→ Aim of the exercise:
Write out these lines exactly, starting at the line that contains "bullet-list xyxy=(362,476,1922,1184)" and ending at the last line below.

[begin Provided data]

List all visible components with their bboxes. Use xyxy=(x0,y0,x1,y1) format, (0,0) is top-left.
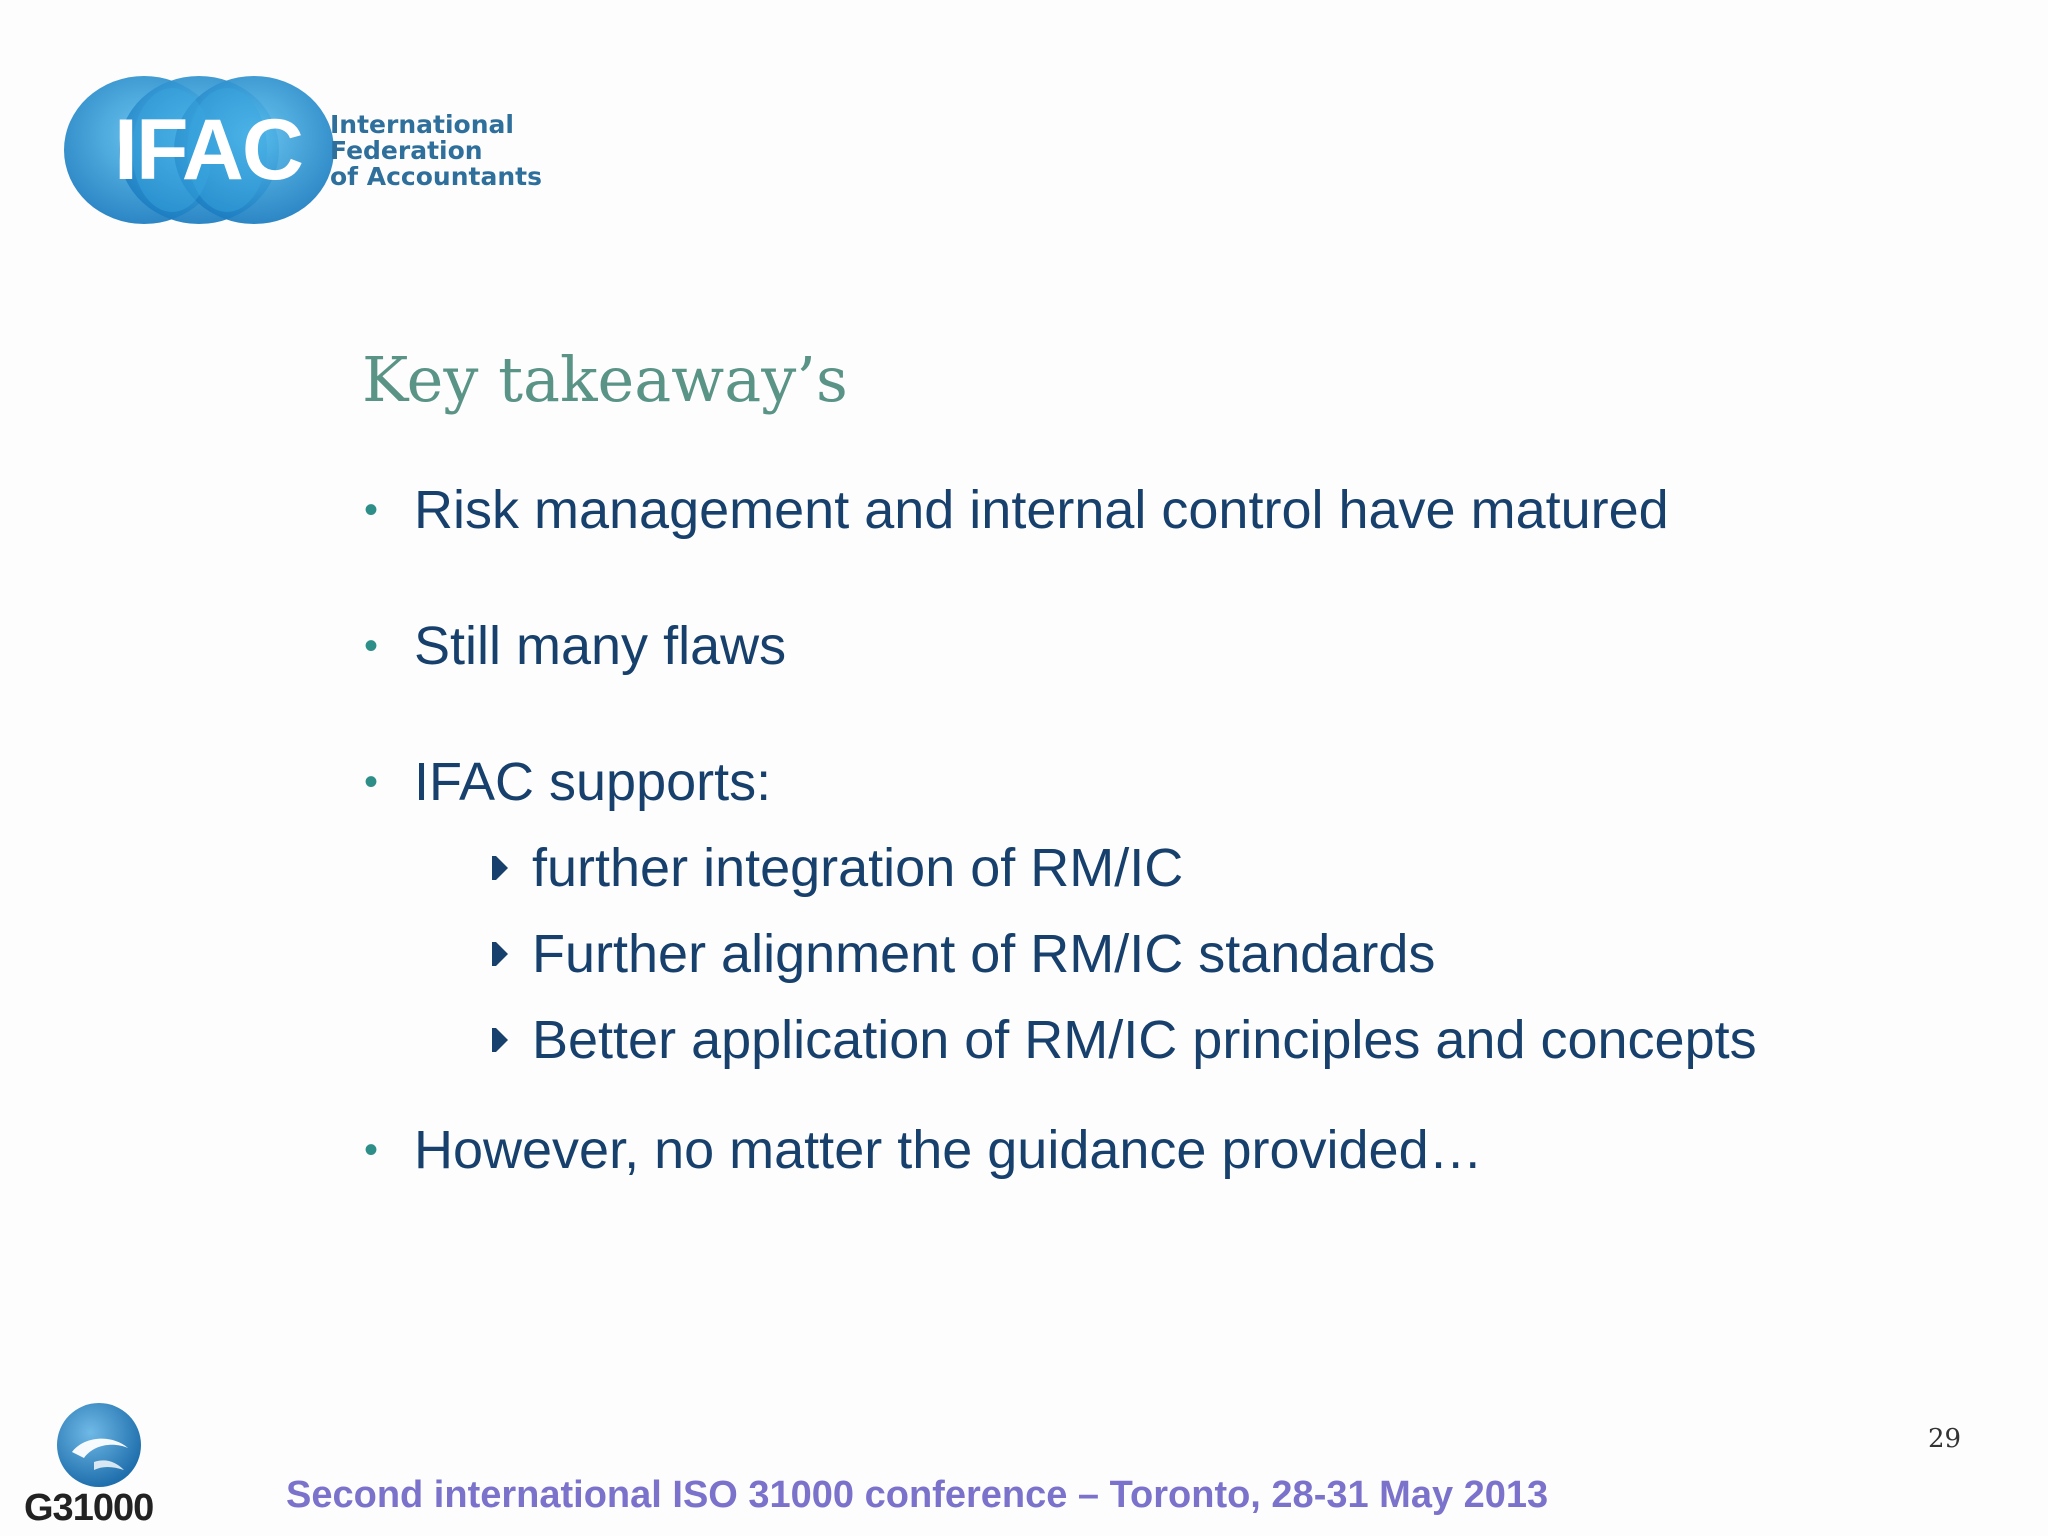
bullet-list xyxy=(362,476,1922,1184)
g31000-logo-text: G31000 xyxy=(24,1487,154,1529)
bullet-dot-icon: • xyxy=(364,760,379,804)
ifac-logo-name xyxy=(330,112,542,190)
bullet-text: Still many flaws xyxy=(414,616,787,676)
bullet-text: Risk management and internal control have matured xyxy=(414,480,1669,540)
sub-bullet-list xyxy=(414,834,1922,1074)
ifac-name-line-3: of Accountants xyxy=(330,162,542,191)
slide-title: Key takeaway’s xyxy=(362,343,848,416)
sub-bullet-text: Further alignment of RM/IC standards xyxy=(532,924,1436,984)
bullet-item xyxy=(362,612,1922,680)
g31000-logo xyxy=(18,1392,178,1532)
sub-bullet-item xyxy=(466,920,1922,988)
globe-swirl-icon xyxy=(54,1400,144,1490)
bullet-item xyxy=(362,476,1922,544)
bullet-item xyxy=(362,748,1922,1074)
bullet-dot-icon: • xyxy=(364,624,379,668)
bullet-text: However, no matter the guidance provided… xyxy=(414,1120,1483,1180)
sub-bullet-text: further integration of RM/IC xyxy=(532,838,1184,898)
triangle-right-icon xyxy=(496,856,508,880)
triangle-right-icon xyxy=(496,1028,508,1052)
bullet-dot-icon: • xyxy=(364,1128,379,1172)
bullet-dot-icon: • xyxy=(364,488,379,532)
ifac-logo xyxy=(64,72,542,232)
ifac-logo-mark-text: IFAC xyxy=(114,102,302,198)
bullet-text: IFAC supports: xyxy=(414,752,772,812)
bullet-item xyxy=(362,1116,1922,1184)
sub-bullet-text: Better application of RM/IC principles and concepts xyxy=(532,1010,1757,1070)
conference-footer: Second international ISO 31000 conference – Toronto, 28-31 May 2013 xyxy=(286,1474,1549,1516)
ifac-name-line-1: International xyxy=(330,110,514,139)
page-number: 29 xyxy=(1928,1424,1962,1454)
sub-bullet-item xyxy=(466,834,1922,902)
ifac-name-line-2: Federation xyxy=(330,136,483,165)
triangle-right-icon xyxy=(496,942,508,966)
sub-bullet-item xyxy=(466,1006,1922,1074)
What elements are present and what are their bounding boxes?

[end Provided data]

→ Task output:
bullet-list xyxy=(362,476,1922,1184)
g31000-logo-text: G31000 xyxy=(24,1487,154,1529)
bullet-dot-icon: • xyxy=(364,760,379,804)
ifac-logo-name xyxy=(330,112,542,190)
bullet-text: Still many flaws xyxy=(414,616,787,676)
bullet-text: Risk management and internal control have matured xyxy=(414,480,1669,540)
sub-bullet-list xyxy=(414,834,1922,1074)
ifac-name-line-3: of Accountants xyxy=(330,162,542,191)
slide-title: Key takeaway’s xyxy=(362,343,848,416)
sub-bullet-text: Further alignment of RM/IC standards xyxy=(532,924,1436,984)
bullet-item xyxy=(362,612,1922,680)
g31000-logo xyxy=(18,1392,178,1532)
sub-bullet-item xyxy=(466,920,1922,988)
globe-swirl-icon xyxy=(54,1400,144,1490)
bullet-item xyxy=(362,476,1922,544)
bullet-item xyxy=(362,748,1922,1074)
bullet-dot-icon: • xyxy=(364,624,379,668)
bullet-text: However, no matter the guidance provided… xyxy=(414,1120,1483,1180)
sub-bullet-text: further integration of RM/IC xyxy=(532,838,1184,898)
triangle-right-icon xyxy=(496,856,508,880)
triangle-right-icon xyxy=(496,1028,508,1052)
bullet-dot-icon: • xyxy=(364,1128,379,1172)
bullet-dot-icon: • xyxy=(364,488,379,532)
ifac-logo xyxy=(64,72,542,232)
ifac-logo-mark-text: IFAC xyxy=(114,102,302,198)
bullet-text: IFAC supports: xyxy=(414,752,772,812)
bullet-item xyxy=(362,1116,1922,1184)
sub-bullet-text: Better application of RM/IC principles and concepts xyxy=(532,1010,1757,1070)
conference-footer: Second international ISO 31000 conference – Toronto, 28-31 May 2013 xyxy=(286,1474,1549,1516)
ifac-name-line-1: International xyxy=(330,110,514,139)
page-number: 29 xyxy=(1928,1424,1962,1454)
sub-bullet-item xyxy=(466,834,1922,902)
ifac-name-line-2: Federation xyxy=(330,136,483,165)
triangle-right-icon xyxy=(496,942,508,966)
sub-bullet-item xyxy=(466,1006,1922,1074)
What elements are present and what are their bounding boxes?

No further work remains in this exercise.